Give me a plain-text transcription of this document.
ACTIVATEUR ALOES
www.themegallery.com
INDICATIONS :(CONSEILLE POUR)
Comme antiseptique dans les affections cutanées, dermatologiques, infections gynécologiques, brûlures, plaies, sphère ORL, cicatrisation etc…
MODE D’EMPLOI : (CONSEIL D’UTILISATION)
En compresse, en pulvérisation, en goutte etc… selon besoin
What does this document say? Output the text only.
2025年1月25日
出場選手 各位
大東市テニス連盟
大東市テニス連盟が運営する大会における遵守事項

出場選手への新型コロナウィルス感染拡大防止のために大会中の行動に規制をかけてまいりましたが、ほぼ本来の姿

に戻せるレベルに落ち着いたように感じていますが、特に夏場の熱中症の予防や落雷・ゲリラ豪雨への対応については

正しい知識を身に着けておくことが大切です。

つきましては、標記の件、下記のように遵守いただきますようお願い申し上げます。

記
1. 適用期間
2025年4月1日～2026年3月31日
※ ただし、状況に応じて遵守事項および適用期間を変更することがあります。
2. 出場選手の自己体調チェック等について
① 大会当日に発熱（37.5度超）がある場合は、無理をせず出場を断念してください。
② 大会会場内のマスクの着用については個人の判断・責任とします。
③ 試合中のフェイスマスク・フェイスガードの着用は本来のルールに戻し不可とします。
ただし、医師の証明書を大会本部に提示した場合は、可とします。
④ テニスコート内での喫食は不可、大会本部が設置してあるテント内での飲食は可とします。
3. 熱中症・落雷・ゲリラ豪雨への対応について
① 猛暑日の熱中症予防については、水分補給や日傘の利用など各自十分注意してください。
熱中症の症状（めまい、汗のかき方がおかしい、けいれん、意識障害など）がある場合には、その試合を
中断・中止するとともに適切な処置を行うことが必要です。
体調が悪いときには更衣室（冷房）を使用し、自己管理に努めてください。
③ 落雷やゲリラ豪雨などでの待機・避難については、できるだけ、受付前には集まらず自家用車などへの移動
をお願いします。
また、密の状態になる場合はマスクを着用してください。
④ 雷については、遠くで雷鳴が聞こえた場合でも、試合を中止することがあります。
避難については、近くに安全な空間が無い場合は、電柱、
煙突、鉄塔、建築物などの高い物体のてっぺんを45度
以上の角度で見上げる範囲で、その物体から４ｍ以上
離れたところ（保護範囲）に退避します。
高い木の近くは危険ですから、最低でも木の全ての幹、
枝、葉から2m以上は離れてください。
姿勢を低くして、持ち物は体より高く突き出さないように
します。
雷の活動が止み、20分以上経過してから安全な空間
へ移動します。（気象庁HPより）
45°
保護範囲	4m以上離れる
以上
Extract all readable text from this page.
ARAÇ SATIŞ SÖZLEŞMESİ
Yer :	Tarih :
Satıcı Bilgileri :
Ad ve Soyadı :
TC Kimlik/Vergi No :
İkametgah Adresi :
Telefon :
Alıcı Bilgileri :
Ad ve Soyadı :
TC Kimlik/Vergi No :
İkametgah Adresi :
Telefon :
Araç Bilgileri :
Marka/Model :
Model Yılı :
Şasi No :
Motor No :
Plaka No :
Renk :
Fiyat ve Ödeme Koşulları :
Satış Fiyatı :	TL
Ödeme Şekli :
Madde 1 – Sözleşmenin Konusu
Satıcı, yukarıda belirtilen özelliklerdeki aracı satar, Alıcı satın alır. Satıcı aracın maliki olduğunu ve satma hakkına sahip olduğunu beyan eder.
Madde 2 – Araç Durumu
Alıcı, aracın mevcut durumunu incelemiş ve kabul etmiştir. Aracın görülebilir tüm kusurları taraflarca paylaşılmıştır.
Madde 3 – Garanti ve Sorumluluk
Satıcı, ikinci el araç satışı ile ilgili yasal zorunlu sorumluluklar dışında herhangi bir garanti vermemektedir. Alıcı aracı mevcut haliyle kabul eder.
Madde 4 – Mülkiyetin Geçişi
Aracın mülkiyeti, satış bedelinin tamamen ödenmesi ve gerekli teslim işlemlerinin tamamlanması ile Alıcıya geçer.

* [Stated goal] From the data above, extract every line in its exact form.

* [Finished answer]
Give me a plain-text transcription of this document.
ACTIVATEUR ALOES
www.themegallery.com
INDICATIONS :(CONSEILLE POUR)
Comme antiseptique dans les affections cutanées, dermatologiques, infections gynécologiques, brûlures, plaies, sphère ORL, cicatrisation etc…
MODE D’EMPLOI : (CONSEIL D’UTILISATION)
En compresse, en pulvérisation, en goutte etc… selon besoin
What does this document say? Output the text only.
2025年1月25日
出場選手 各位
大東市テニス連盟
大東市テニス連盟が運営する大会における遵守事項

出場選手への新型コロナウィルス感染拡大防止のために大会中の行動に規制をかけてまいりましたが、ほぼ本来の姿

に戻せるレベルに落ち着いたように感じていますが、特に夏場の熱中症の予防や落雷・ゲリラ豪雨への対応については

正しい知識を身に着けておくことが大切です。

つきましては、標記の件、下記のように遵守いただきますようお願い申し上げます。

記
1. 適用期間
2025年4月1日～2026年3月31日
※ ただし、状況に応じて遵守事項および適用期間を変更することがあります。
2. 出場選手の自己体調チェック等について
① 大会当日に発熱（37.5度超）がある場合は、無理をせず出場を断念してください。
② 大会会場内のマスクの着用については個人の判断・責任とします。
③ 試合中のフェイスマスク・フェイスガードの着用は本来のルールに戻し不可とします。
ただし、医師の証明書を大会本部に提示した場合は、可とします。
④ テニスコート内での喫食は不可、大会本部が設置してあるテント内での飲食は可とします。
3. 熱中症・落雷・ゲリラ豪雨への対応について
① 猛暑日の熱中症予防については、水分補給や日傘の利用など各自十分注意してください。
熱中症の症状（めまい、汗のかき方がおかしい、けいれん、意識障害など）がある場合には、その試合を
中断・中止するとともに適切な処置を行うことが必要です。
体調が悪いときには更衣室（冷房）を使用し、自己管理に努めてください。
③ 落雷やゲリラ豪雨などでの待機・避難については、できるだけ、受付前には集まらず自家用車などへの移動
をお願いします。
また、密の状態になる場合はマスクを着用してください。
④ 雷については、遠くで雷鳴が聞こえた場合でも、試合を中止することがあります。
避難については、近くに安全な空間が無い場合は、電柱、
煙突、鉄塔、建築物などの高い物体のてっぺんを45度
以上の角度で見上げる範囲で、その物体から４ｍ以上
離れたところ（保護範囲）に退避します。
高い木の近くは危険ですから、最低でも木の全ての幹、
枝、葉から2m以上は離れてください。
姿勢を低くして、持ち物は体より高く突き出さないように
します。
雷の活動が止み、20分以上経過してから安全な空間
へ移動します。（気象庁HPより）
45°
保護範囲	4m以上離れる
以上
Extract all readable text from this page.
ARAÇ SATIŞ SÖZLEŞMESİ
Yer :	Tarih :
Satıcı Bilgileri :
Ad ve Soyadı :
TC Kimlik/Vergi No :
İkametgah Adresi :
Telefon :
Alıcı Bilgileri :
Ad ve Soyadı :
TC Kimlik/Vergi No :
İkametgah Adresi :
Telefon :
Araç Bilgileri :
Marka/Model :
Model Yılı :
Şasi No :
Motor No :
Plaka No :
Renk :
Fiyat ve Ödeme Koşulları :
Satış Fiyatı :	TL
Ödeme Şekli :
Madde 1 – Sözleşmenin Konusu
Satıcı, yukarıda belirtilen özelliklerdeki aracı satar, Alıcı satın alır. Satıcı aracın maliki olduğunu ve satma hakkına sahip olduğunu beyan eder.
Madde 2 – Araç Durumu
Alıcı, aracın mevcut durumunu incelemiş ve kabul etmiştir. Aracın görülebilir tüm kusurları taraflarca paylaşılmıştır.
Madde 3 – Garanti ve Sorumluluk
Satıcı, ikinci el araç satışı ile ilgili yasal zorunlu sorumluluklar dışında herhangi bir garanti vermemektedir. Alıcı aracı mevcut haliyle kabul eder.
Madde 4 – Mülkiyetin Geçişi
Aracın mülkiyeti, satış bedelinin tamamen ödenmesi ve gerekli teslim işlemlerinin tamamlanması ile Alıcıya geçer.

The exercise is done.